- Challenge
Find every line in the records below that holds the word "JSON", and copy it out.

Saved entries:
[Start]

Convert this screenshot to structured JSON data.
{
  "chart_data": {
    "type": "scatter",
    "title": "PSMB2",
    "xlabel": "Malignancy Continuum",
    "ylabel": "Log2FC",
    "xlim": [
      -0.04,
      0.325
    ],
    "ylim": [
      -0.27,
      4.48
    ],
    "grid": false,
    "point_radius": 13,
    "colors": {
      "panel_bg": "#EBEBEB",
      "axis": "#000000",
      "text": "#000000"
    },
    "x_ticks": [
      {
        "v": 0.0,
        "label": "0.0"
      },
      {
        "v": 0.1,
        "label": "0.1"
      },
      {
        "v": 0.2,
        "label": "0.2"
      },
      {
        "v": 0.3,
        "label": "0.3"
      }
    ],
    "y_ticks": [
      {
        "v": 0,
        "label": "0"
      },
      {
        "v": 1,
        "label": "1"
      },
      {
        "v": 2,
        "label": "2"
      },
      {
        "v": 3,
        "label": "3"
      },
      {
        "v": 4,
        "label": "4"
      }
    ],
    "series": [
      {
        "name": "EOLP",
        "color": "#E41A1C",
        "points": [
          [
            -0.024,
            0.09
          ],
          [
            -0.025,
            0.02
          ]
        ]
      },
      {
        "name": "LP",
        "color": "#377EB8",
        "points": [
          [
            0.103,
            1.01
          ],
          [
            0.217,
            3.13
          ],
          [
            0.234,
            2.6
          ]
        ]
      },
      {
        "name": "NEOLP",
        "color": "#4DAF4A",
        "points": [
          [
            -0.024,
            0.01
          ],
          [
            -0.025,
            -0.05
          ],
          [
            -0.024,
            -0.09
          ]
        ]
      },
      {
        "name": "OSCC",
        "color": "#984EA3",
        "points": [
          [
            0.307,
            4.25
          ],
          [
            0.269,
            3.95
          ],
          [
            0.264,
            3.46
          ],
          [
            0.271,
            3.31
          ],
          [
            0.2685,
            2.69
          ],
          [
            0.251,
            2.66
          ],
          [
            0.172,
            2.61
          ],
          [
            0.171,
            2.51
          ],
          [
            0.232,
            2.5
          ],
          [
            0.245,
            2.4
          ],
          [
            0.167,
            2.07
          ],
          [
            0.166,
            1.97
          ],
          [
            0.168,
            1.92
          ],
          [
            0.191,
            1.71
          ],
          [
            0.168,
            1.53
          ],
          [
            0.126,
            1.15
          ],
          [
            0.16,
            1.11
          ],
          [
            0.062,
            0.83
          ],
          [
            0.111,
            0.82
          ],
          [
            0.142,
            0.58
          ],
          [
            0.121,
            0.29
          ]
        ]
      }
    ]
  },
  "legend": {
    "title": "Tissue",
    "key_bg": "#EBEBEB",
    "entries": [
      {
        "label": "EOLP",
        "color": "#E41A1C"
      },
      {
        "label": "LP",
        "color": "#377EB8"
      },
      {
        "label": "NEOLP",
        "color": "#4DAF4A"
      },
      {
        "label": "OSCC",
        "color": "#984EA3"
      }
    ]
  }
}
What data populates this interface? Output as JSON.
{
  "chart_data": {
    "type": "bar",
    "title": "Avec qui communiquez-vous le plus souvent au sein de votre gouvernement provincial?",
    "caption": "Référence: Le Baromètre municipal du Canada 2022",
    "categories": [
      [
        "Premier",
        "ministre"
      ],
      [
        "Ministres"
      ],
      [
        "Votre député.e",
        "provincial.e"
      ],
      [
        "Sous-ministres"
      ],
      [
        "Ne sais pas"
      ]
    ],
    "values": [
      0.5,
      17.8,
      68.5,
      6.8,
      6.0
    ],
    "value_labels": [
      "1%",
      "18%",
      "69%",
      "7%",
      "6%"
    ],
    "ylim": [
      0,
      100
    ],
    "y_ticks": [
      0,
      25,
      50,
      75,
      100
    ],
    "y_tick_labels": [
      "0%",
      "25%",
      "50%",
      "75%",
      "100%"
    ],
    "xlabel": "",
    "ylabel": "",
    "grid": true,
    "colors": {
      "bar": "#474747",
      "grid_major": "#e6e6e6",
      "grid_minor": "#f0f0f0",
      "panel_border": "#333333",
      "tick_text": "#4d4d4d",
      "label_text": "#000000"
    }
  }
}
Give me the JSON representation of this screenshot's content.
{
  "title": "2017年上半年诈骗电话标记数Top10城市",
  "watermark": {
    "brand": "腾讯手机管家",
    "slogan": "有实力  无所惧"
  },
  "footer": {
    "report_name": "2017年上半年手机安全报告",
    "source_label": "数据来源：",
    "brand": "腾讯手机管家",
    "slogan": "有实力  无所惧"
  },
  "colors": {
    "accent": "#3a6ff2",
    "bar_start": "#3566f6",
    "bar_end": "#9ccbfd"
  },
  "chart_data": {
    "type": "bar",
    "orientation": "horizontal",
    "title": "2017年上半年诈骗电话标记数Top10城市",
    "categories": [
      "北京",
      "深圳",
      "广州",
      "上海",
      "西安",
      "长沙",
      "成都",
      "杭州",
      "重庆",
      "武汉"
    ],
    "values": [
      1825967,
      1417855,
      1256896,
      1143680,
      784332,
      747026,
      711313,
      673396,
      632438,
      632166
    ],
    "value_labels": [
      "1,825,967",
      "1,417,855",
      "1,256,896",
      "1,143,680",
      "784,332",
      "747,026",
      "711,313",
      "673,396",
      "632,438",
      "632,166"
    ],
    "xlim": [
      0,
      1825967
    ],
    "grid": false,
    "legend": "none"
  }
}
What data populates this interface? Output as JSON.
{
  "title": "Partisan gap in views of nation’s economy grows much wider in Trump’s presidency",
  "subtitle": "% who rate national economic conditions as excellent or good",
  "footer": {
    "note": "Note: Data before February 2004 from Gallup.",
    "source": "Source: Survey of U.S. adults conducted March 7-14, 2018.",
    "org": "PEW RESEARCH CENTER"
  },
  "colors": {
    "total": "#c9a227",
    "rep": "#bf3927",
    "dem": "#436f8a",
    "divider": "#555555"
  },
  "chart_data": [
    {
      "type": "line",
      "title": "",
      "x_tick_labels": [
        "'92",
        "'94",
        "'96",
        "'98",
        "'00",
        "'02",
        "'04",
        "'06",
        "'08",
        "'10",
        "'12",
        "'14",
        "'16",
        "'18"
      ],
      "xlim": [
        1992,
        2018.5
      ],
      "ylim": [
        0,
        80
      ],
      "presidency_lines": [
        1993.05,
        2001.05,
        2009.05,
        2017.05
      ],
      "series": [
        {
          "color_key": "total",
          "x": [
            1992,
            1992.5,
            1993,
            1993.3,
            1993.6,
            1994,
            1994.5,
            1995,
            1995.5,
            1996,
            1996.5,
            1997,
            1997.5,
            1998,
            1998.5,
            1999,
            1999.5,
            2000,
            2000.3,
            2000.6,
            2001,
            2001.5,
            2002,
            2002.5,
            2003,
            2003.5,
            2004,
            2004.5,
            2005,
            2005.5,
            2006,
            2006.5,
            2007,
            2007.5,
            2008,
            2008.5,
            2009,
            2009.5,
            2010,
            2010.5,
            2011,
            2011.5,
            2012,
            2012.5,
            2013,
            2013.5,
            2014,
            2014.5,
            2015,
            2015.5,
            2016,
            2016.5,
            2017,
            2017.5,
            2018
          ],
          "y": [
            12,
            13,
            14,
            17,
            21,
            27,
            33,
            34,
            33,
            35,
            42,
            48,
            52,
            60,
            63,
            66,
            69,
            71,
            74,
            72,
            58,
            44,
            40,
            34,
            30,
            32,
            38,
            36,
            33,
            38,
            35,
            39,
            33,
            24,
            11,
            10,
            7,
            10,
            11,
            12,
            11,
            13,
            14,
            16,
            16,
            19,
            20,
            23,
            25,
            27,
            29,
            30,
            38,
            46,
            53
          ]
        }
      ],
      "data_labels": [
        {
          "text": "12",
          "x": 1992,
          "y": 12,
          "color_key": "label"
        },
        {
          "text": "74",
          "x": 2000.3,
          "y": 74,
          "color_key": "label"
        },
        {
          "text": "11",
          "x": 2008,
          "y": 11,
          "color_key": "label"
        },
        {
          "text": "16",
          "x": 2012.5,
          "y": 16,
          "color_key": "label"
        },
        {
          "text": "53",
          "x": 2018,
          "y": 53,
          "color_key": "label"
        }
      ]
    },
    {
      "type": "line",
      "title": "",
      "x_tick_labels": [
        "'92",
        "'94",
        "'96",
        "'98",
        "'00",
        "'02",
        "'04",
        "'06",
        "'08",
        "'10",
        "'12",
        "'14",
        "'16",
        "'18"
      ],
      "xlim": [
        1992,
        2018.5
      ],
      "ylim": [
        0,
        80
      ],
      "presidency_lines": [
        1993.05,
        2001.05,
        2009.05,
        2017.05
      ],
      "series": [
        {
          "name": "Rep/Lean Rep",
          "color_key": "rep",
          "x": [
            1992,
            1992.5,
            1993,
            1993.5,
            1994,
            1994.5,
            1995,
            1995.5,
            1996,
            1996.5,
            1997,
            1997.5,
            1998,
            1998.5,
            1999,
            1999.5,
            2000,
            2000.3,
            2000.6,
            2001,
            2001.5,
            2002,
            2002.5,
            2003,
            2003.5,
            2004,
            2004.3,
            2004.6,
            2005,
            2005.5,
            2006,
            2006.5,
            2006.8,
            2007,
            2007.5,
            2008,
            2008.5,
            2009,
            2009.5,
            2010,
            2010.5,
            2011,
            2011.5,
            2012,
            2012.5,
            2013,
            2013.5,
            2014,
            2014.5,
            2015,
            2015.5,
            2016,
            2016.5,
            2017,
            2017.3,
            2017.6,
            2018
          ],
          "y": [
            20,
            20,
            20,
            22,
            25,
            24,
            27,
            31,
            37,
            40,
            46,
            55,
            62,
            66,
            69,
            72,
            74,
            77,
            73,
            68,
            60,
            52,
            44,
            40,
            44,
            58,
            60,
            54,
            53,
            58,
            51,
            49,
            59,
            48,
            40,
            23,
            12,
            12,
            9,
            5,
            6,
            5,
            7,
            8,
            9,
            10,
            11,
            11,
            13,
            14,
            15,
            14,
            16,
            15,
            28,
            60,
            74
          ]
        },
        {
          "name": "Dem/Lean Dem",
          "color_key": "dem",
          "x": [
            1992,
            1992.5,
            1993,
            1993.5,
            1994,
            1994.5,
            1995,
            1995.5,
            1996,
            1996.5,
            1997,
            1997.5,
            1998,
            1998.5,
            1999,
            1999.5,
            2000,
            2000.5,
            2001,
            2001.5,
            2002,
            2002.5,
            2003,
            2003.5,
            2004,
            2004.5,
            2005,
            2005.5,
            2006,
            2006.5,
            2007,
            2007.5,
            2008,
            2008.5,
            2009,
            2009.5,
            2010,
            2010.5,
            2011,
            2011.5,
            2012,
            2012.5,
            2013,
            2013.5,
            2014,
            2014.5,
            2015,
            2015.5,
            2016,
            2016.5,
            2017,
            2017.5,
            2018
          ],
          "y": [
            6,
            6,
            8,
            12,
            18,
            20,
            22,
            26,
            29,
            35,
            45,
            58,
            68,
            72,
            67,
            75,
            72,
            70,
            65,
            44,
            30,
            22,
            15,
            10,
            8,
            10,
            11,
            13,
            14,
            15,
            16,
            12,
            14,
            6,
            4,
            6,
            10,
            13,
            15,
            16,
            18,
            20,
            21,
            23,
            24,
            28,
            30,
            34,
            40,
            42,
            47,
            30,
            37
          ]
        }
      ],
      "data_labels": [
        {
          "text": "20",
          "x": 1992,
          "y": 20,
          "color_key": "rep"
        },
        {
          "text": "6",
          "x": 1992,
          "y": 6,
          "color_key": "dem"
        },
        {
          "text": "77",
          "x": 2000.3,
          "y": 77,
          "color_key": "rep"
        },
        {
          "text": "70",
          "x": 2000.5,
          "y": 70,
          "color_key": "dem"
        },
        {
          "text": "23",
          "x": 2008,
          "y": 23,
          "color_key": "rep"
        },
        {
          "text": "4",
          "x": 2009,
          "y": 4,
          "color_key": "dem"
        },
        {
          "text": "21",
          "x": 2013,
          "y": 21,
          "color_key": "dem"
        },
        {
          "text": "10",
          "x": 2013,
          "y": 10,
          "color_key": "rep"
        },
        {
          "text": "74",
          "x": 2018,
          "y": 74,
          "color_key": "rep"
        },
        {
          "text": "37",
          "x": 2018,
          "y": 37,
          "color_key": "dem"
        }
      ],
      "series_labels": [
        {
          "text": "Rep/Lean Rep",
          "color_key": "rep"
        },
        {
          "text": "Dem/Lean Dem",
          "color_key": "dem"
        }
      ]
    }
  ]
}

[End]

- Complete answer
Convert this screenshot to structured JSON data.
What data populates this interface? Output as JSON.
Give me the JSON representation of this screenshot's content.
What data populates this interface? Output as JSON.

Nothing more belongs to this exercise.